OBJECTIVE: Transcribe every entry word for word. Skip the pictures.

* * * * * * * * *

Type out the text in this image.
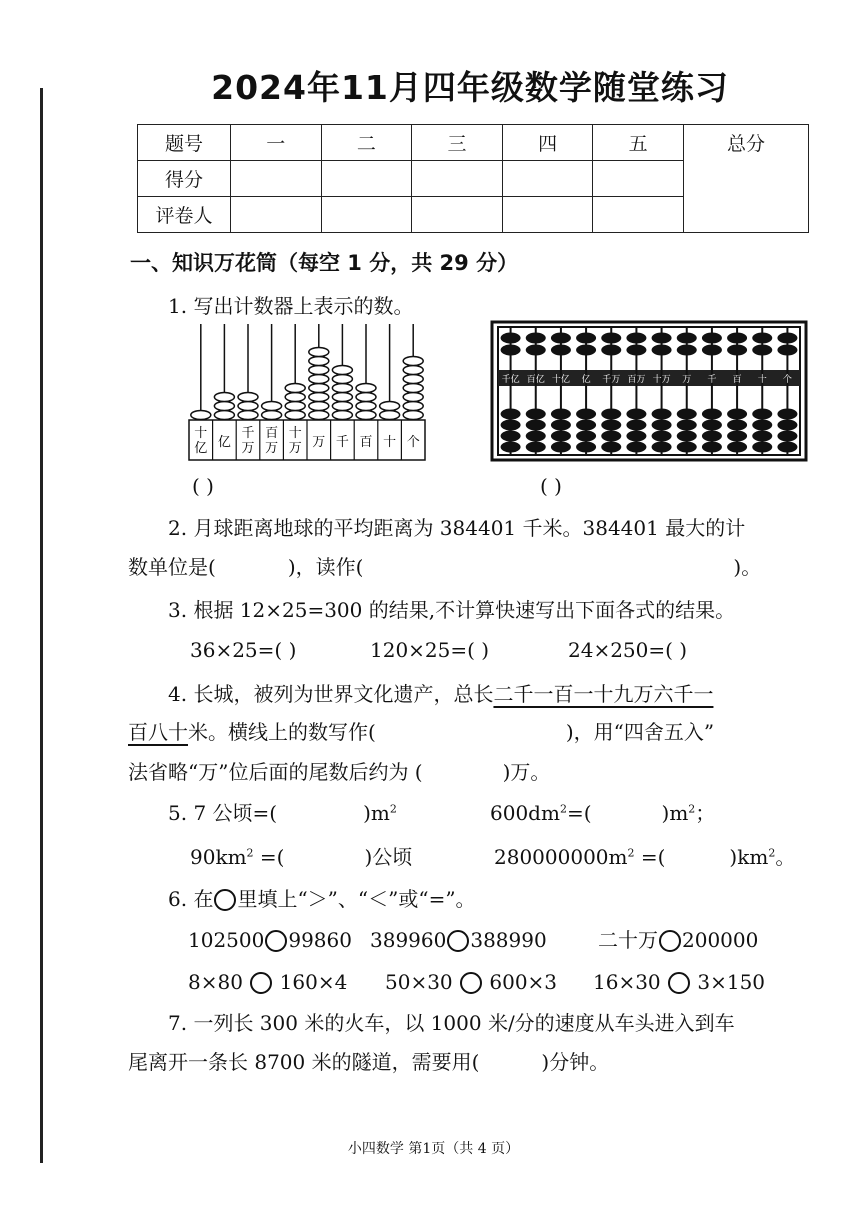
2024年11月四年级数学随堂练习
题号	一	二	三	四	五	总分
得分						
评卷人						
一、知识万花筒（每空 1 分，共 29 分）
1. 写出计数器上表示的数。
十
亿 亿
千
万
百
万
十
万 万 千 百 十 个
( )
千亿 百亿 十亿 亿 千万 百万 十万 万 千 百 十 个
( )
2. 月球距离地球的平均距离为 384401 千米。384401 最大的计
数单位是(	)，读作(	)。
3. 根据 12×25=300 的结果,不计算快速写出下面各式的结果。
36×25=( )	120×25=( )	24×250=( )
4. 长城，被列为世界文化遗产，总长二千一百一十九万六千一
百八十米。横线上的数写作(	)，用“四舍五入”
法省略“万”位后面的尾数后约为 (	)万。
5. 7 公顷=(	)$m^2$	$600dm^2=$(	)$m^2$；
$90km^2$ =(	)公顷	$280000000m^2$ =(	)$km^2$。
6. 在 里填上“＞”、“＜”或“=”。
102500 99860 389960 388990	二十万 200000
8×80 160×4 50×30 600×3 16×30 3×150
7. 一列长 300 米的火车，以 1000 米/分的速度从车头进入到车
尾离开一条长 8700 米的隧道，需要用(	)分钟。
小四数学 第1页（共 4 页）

* * * * * * * * *

ANSWER IN FULL:
Type out the text in this image.
2024年11月四年级数学随堂练习
题号	一	二	三	四	五	总分
得分						
评卷人						
一、知识万花筒（每空 1 分，共 29 分）
1. 写出计数器上表示的数。
十
亿 亿
千
万
百
万
十
万 万 千 百 十 个
( )
千亿 百亿 十亿 亿 千万 百万 十万 万 千 百 十 个
( )
2. 月球距离地球的平均距离为 384401 千米。384401 最大的计
数单位是(	)，读作(	)。
3. 根据 12×25=300 的结果,不计算快速写出下面各式的结果。
36×25=( )	120×25=( )	24×250=( )
4. 长城，被列为世界文化遗产，总长二千一百一十九万六千一
百八十米。横线上的数写作(	)，用“四舍五入”
法省略“万”位后面的尾数后约为 (	)万。
5. 7 公顷=(	)$m^2$	$600dm^2=$(	)$m^2$；
$90km^2$ =(	)公顷	$280000000m^2$ =(	)$km^2$。
6. 在 里填上“＞”、“＜”或“=”。
102500 99860 389960 388990	二十万 200000
8×80 160×4 50×30 600×3 16×30 3×150
7. 一列长 300 米的火车，以 1000 米/分的速度从车头进入到车
尾离开一条长 8700 米的隧道，需要用(	)分钟。
小四数学 第1页（共 4 页）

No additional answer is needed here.